## Begin Task data

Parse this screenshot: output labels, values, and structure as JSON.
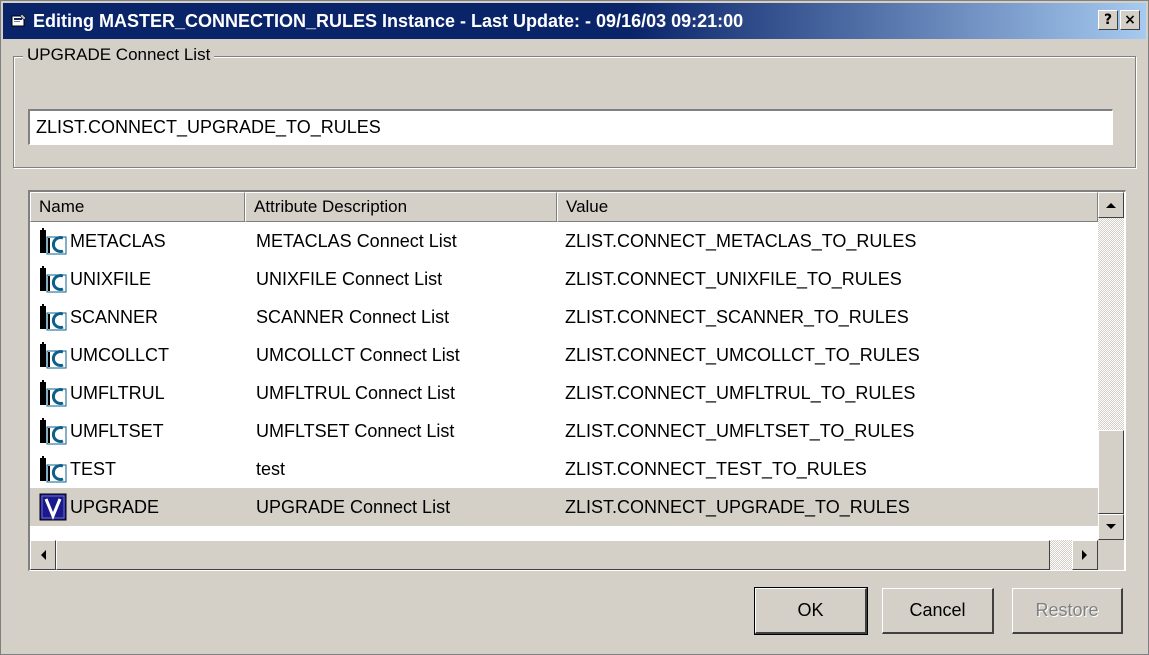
{
  "window": {
    "title": "Editing MASTER_CONNECTION_RULES Instance - Last Update: - 09/16/03 09:21:00",
    "help_button": "?",
    "close_button": "×"
  },
  "group": {
    "label": "UPGRADE Connect List",
    "value": "ZLIST.CONNECT_UPGRADE_TO_RULES"
  },
  "list": {
    "columns": {
      "name": "Name",
      "description": "Attribute Description",
      "value": "Value"
    },
    "rows": [
      {
        "name": "METACLAS",
        "description": "METACLAS Connect List",
        "value": "ZLIST.CONNECT_METACLAS_TO_RULES",
        "icon": "ilc-connect-icon"
      },
      {
        "name": "UNIXFILE",
        "description": "UNIXFILE Connect List",
        "value": "ZLIST.CONNECT_UNIXFILE_TO_RULES",
        "icon": "ilc-connect-icon"
      },
      {
        "name": "SCANNER",
        "description": "SCANNER Connect List",
        "value": "ZLIST.CONNECT_SCANNER_TO_RULES",
        "icon": "ilc-connect-icon"
      },
      {
        "name": "UMCOLLCT",
        "description": "UMCOLLCT Connect List",
        "value": "ZLIST.CONNECT_UMCOLLCT_TO_RULES",
        "icon": "ilc-connect-icon"
      },
      {
        "name": "UMFLTRUL",
        "description": "UMFLTRUL Connect List",
        "value": "ZLIST.CONNECT_UMFLTRUL_TO_RULES",
        "icon": "ilc-connect-icon"
      },
      {
        "name": "UMFLTSET",
        "description": "UMFLTSET Connect List",
        "value": "ZLIST.CONNECT_UMFLTSET_TO_RULES",
        "icon": "ilc-connect-icon"
      },
      {
        "name": "TEST",
        "description": "test",
        "value": "ZLIST.CONNECT_TEST_TO_RULES",
        "icon": "ilc-connect-icon"
      },
      {
        "name": "UPGRADE",
        "description": "UPGRADE Connect List",
        "value": "ZLIST.CONNECT_UPGRADE_TO_RULES",
        "icon": "v-variable-icon"
      }
    ]
  },
  "buttons": {
    "ok": "OK",
    "cancel": "Cancel",
    "restore": "Restore"
  },
  "colors": {
    "titlebar": "#0a246a",
    "face": "#d4d0c8",
    "selected_row": "#d4d0c8"
  }
}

## End Task data

### Task to carry out
From the listing above, print every entry precisely and drop the pictures.

### Output for this task
Parse this screenshot: output labels, values, and structure as JSON.
{
  "window": {
    "title": "Editing MASTER_CONNECTION_RULES Instance - Last Update: - 09/16/03 09:21:00",
    "help_button": "?",
    "close_button": "×"
  },
  "group": {
    "label": "UPGRADE Connect List",
    "value": "ZLIST.CONNECT_UPGRADE_TO_RULES"
  },
  "list": {
    "columns": {
      "name": "Name",
      "description": "Attribute Description",
      "value": "Value"
    },
    "rows": [
      {
        "name": "METACLAS",
        "description": "METACLAS Connect List",
        "value": "ZLIST.CONNECT_METACLAS_TO_RULES",
        "icon": "ilc-connect-icon"
      },
      {
        "name": "UNIXFILE",
        "description": "UNIXFILE Connect List",
        "value": "ZLIST.CONNECT_UNIXFILE_TO_RULES",
        "icon": "ilc-connect-icon"
      },
      {
        "name": "SCANNER",
        "description": "SCANNER Connect List",
        "value": "ZLIST.CONNECT_SCANNER_TO_RULES",
        "icon": "ilc-connect-icon"
      },
      {
        "name": "UMCOLLCT",
        "description": "UMCOLLCT Connect List",
        "value": "ZLIST.CONNECT_UMCOLLCT_TO_RULES",
        "icon": "ilc-connect-icon"
      },
      {
        "name": "UMFLTRUL",
        "description": "UMFLTRUL Connect List",
        "value": "ZLIST.CONNECT_UMFLTRUL_TO_RULES",
        "icon": "ilc-connect-icon"
      },
      {
        "name": "UMFLTSET",
        "description": "UMFLTSET Connect List",
        "value": "ZLIST.CONNECT_UMFLTSET_TO_RULES",
        "icon": "ilc-connect-icon"
      },
      {
        "name": "TEST",
        "description": "test",
        "value": "ZLIST.CONNECT_TEST_TO_RULES",
        "icon": "ilc-connect-icon"
      },
      {
        "name": "UPGRADE",
        "description": "UPGRADE Connect List",
        "value": "ZLIST.CONNECT_UPGRADE_TO_RULES",
        "icon": "v-variable-icon"
      }
    ]
  },
  "buttons": {
    "ok": "OK",
    "cancel": "Cancel",
    "restore": "Restore"
  },
  "colors": {
    "titlebar": "#0a246a",
    "face": "#d4d0c8",
    "selected_row": "#d4d0c8"
  }
}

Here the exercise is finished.